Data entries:

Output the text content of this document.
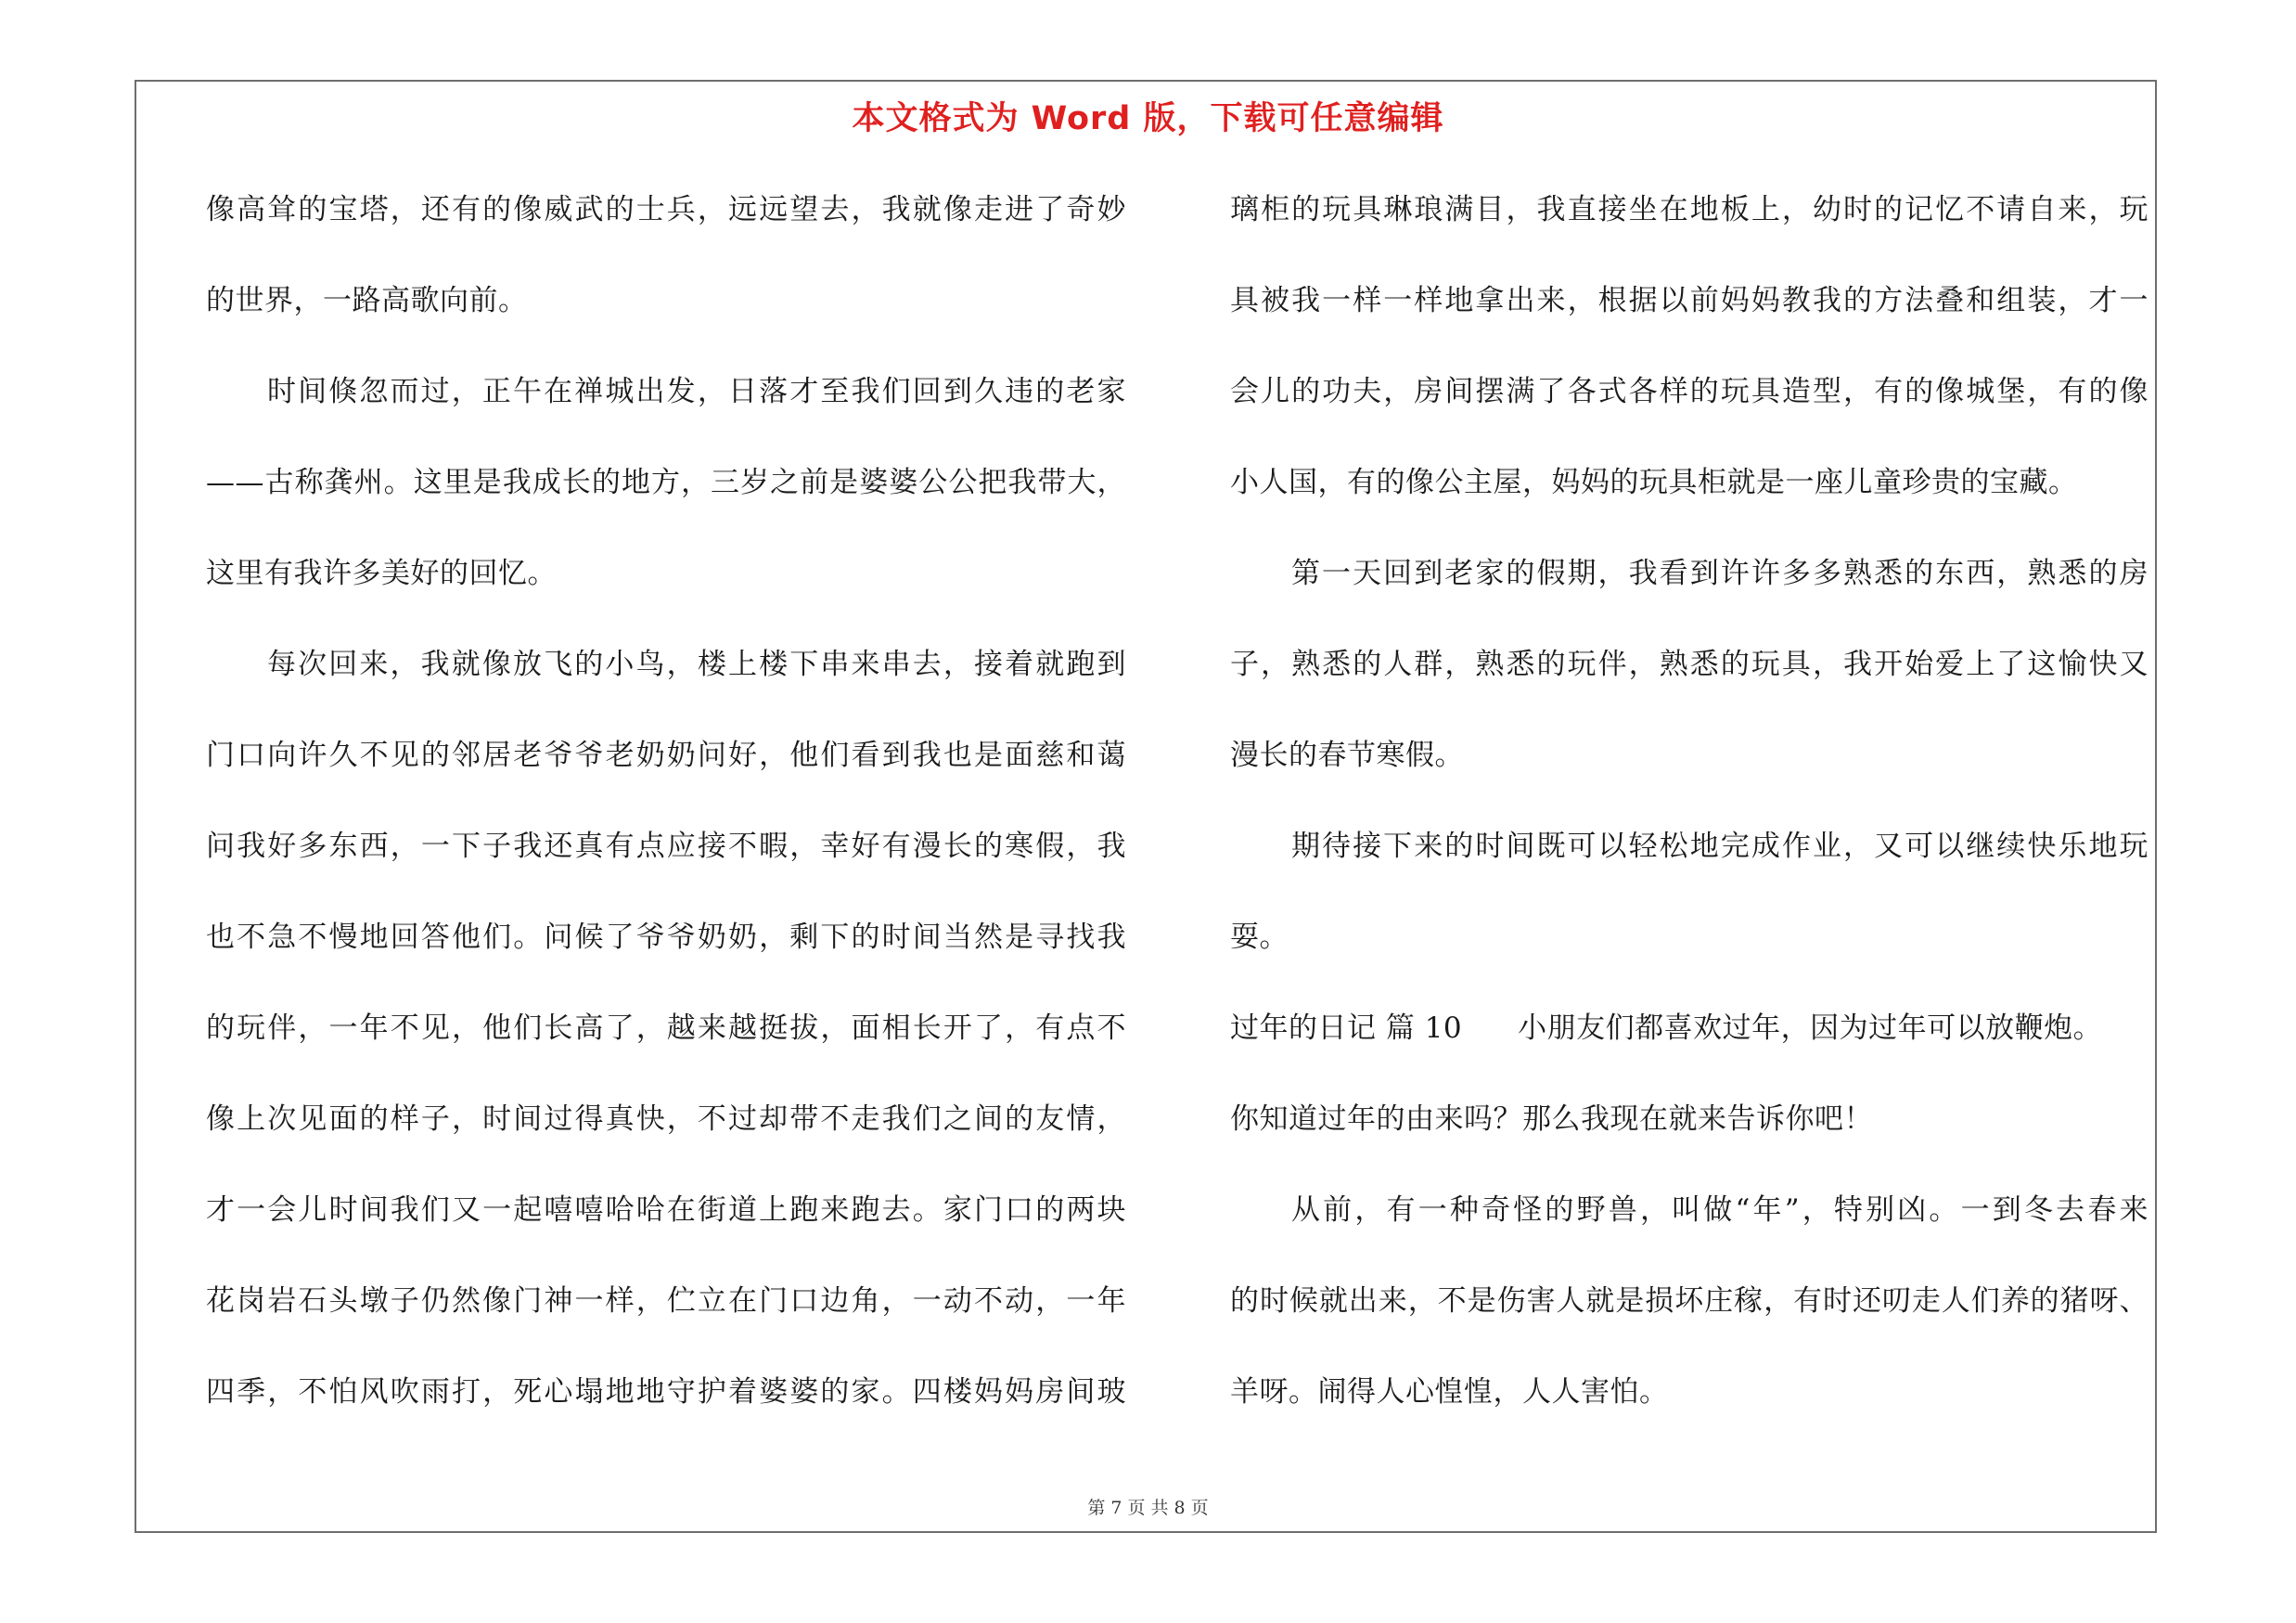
本文格式为 Word 版，下载可任意编辑
像高耸的宝塔，还有的像威武的士兵，远远望去，我就像走进了奇妙
的世界，一路高歌向前。
时间倏忽而过，正午在禅城出发，日落才至我们回到久违的老家
——古称龚州。这里是我成长的地方，三岁之前是婆婆公公把我带大，
这里有我许多美好的回忆。
每次回来，我就像放飞的小鸟，楼上楼下串来串去，接着就跑到
门口向许久不见的邻居老爷爷老奶奶问好，他们看到我也是面慈和蔼
问我好多东西，一下子我还真有点应接不暇，幸好有漫长的寒假，我
也不急不慢地回答他们。问候了爷爷奶奶，剩下的时间当然是寻找我
的玩伴，一年不见，他们长高了，越来越挺拔，面相长开了，有点不
像上次见面的样子，时间过得真快，不过却带不走我们之间的友情，
才一会儿时间我们又一起嘻嘻哈哈在街道上跑来跑去。家门口的两块
花岗岩石头墩子仍然像门神一样，伫立在门口边角，一动不动，一年
四季，不怕风吹雨打，死心塌地地守护着婆婆的家。四楼妈妈房间玻
璃柜的玩具琳琅满目，我直接坐在地板上，幼时的记忆不请自来，玩
具被我一样一样地拿出来，根据以前妈妈教我的方法叠和组装，才一
会儿的功夫，房间摆满了各式各样的玩具造型，有的像城堡，有的像
小人国，有的像公主屋，妈妈的玩具柜就是一座儿童珍贵的宝藏。
第一天回到老家的假期，我看到许许多多熟悉的东西，熟悉的房
子，熟悉的人群，熟悉的玩伴，熟悉的玩具，我开始爱上了这愉快又
漫长的春节寒假。
期待接下来的时间既可以轻松地完成作业，又可以继续快乐地玩
耍。
过年的日记 篇 10 小朋友们都喜欢过年，因为过年可以放鞭炮。
你知道过年的由来吗？那么我现在就来告诉你吧！
从前，有一种奇怪的野兽，叫做“年”，特别凶。一到冬去春来
的时候就出来，不是伤害人就是损坏庄稼，有时还叨走人们养的猪呀、
羊呀。闹得人心惶惶，人人害怕。
第 7 页 共 8 页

## Stated problem
Copy out all of the material exactly as written, without its pictures.

## Complete output
Output the text content of this document.
本文格式为 Word 版，下载可任意编辑
像高耸的宝塔，还有的像威武的士兵，远远望去，我就像走进了奇妙
的世界，一路高歌向前。
时间倏忽而过，正午在禅城出发，日落才至我们回到久违的老家
——古称龚州。这里是我成长的地方，三岁之前是婆婆公公把我带大，
这里有我许多美好的回忆。
每次回来，我就像放飞的小鸟，楼上楼下串来串去，接着就跑到
门口向许久不见的邻居老爷爷老奶奶问好，他们看到我也是面慈和蔼
问我好多东西，一下子我还真有点应接不暇，幸好有漫长的寒假，我
也不急不慢地回答他们。问候了爷爷奶奶，剩下的时间当然是寻找我
的玩伴，一年不见，他们长高了，越来越挺拔，面相长开了，有点不
像上次见面的样子，时间过得真快，不过却带不走我们之间的友情，
才一会儿时间我们又一起嘻嘻哈哈在街道上跑来跑去。家门口的两块
花岗岩石头墩子仍然像门神一样，伫立在门口边角，一动不动，一年
四季，不怕风吹雨打，死心塌地地守护着婆婆的家。四楼妈妈房间玻
璃柜的玩具琳琅满目，我直接坐在地板上，幼时的记忆不请自来，玩
具被我一样一样地拿出来，根据以前妈妈教我的方法叠和组装，才一
会儿的功夫，房间摆满了各式各样的玩具造型，有的像城堡，有的像
小人国，有的像公主屋，妈妈的玩具柜就是一座儿童珍贵的宝藏。
第一天回到老家的假期，我看到许许多多熟悉的东西，熟悉的房
子，熟悉的人群，熟悉的玩伴，熟悉的玩具，我开始爱上了这愉快又
漫长的春节寒假。
期待接下来的时间既可以轻松地完成作业，又可以继续快乐地玩
耍。
过年的日记 篇 10 小朋友们都喜欢过年，因为过年可以放鞭炮。
你知道过年的由来吗？那么我现在就来告诉你吧！
从前，有一种奇怪的野兽，叫做“年”，特别凶。一到冬去春来
的时候就出来，不是伤害人就是损坏庄稼，有时还叨走人们养的猪呀、
羊呀。闹得人心惶惶，人人害怕。
第 7 页 共 8 页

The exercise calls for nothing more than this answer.